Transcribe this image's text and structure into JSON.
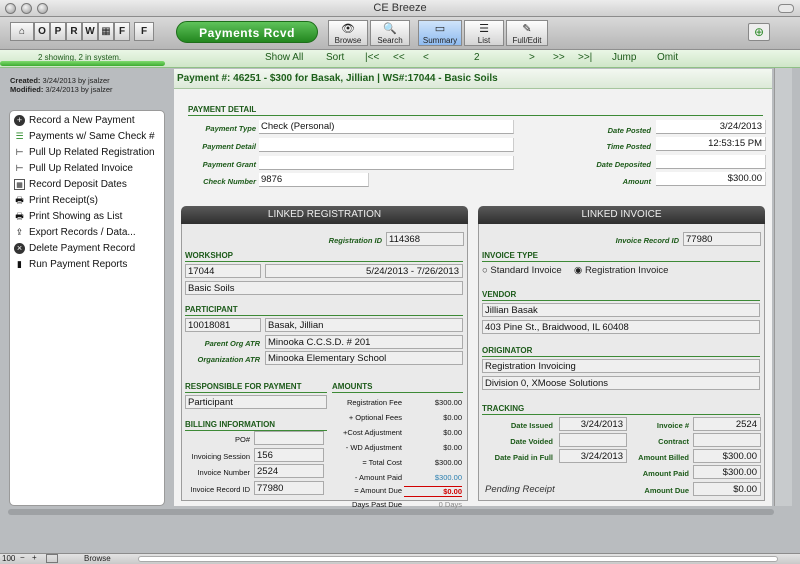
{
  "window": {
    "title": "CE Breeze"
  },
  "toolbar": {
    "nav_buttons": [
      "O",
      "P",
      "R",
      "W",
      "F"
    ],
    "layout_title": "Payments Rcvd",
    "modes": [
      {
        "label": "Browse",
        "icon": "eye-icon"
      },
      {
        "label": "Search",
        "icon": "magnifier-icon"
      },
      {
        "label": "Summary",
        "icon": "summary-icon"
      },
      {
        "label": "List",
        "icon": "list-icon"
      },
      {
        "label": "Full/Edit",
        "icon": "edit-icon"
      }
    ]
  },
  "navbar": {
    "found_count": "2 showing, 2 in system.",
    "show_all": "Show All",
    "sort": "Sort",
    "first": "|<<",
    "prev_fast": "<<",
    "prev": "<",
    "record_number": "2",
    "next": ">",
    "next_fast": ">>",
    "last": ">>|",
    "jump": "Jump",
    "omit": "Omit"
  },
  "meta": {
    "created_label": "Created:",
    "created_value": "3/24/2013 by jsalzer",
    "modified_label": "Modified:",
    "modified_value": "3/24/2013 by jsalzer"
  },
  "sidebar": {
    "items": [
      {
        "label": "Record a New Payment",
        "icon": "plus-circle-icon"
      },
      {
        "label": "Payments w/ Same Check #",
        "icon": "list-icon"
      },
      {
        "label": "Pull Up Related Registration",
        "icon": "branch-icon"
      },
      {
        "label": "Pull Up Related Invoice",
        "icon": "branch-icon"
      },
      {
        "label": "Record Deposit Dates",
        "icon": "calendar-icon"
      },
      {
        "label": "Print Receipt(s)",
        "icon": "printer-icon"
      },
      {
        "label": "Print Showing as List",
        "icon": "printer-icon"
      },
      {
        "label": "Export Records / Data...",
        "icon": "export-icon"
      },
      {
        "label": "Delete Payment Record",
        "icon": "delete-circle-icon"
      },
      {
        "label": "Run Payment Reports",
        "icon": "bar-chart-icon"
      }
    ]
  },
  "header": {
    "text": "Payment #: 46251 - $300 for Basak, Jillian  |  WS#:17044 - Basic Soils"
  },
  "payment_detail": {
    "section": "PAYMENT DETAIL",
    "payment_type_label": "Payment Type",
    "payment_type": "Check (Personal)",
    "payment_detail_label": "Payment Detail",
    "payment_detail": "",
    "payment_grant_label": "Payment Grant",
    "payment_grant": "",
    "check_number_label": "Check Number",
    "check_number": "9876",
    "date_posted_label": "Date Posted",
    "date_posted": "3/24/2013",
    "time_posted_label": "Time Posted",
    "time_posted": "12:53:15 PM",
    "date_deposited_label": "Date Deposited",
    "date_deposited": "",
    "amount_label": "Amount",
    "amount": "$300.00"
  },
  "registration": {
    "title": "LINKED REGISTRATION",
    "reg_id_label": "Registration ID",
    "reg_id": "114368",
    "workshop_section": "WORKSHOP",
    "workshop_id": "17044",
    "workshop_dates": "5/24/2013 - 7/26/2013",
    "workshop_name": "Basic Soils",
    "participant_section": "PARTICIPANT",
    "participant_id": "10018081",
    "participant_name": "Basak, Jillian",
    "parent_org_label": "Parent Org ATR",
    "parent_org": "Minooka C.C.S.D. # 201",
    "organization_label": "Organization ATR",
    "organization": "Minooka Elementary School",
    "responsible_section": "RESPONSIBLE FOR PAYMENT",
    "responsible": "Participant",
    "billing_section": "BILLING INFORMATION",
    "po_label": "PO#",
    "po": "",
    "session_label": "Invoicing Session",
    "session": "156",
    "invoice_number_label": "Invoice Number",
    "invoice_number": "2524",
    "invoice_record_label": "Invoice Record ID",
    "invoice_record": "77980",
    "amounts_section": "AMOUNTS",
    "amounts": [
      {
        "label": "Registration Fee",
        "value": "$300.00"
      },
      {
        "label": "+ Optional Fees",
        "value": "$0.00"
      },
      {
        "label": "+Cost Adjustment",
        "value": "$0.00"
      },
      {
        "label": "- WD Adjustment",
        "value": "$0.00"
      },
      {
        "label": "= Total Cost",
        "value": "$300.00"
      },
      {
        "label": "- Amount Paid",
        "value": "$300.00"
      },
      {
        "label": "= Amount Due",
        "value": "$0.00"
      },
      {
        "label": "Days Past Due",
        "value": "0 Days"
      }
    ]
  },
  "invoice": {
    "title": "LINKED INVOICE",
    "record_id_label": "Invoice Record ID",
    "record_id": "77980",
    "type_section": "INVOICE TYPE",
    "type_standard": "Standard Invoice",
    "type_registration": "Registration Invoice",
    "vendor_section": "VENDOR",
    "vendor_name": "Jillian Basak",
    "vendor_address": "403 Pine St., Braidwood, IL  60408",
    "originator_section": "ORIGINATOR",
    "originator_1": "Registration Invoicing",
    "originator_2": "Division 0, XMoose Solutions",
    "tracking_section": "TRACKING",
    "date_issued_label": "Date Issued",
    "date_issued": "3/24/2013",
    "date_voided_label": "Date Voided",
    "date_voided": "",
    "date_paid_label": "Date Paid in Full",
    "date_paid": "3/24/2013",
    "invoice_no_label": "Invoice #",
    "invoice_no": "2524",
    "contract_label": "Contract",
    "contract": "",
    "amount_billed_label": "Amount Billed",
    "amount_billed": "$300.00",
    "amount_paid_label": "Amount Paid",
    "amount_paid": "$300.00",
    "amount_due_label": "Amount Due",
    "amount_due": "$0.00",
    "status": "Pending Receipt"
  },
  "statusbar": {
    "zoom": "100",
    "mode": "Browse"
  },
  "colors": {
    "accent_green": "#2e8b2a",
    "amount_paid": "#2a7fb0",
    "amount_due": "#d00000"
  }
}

> [OBJECTIVE]: Pick each line holding the word "Basic" out of the listing.

> [COMPLETE RESPONSE]:
    "text": "Payment #: 46251 - $300 for Basak, Jillian  |  WS#:17044 - Basic Soils"
    "workshop_name": "Basic Soils",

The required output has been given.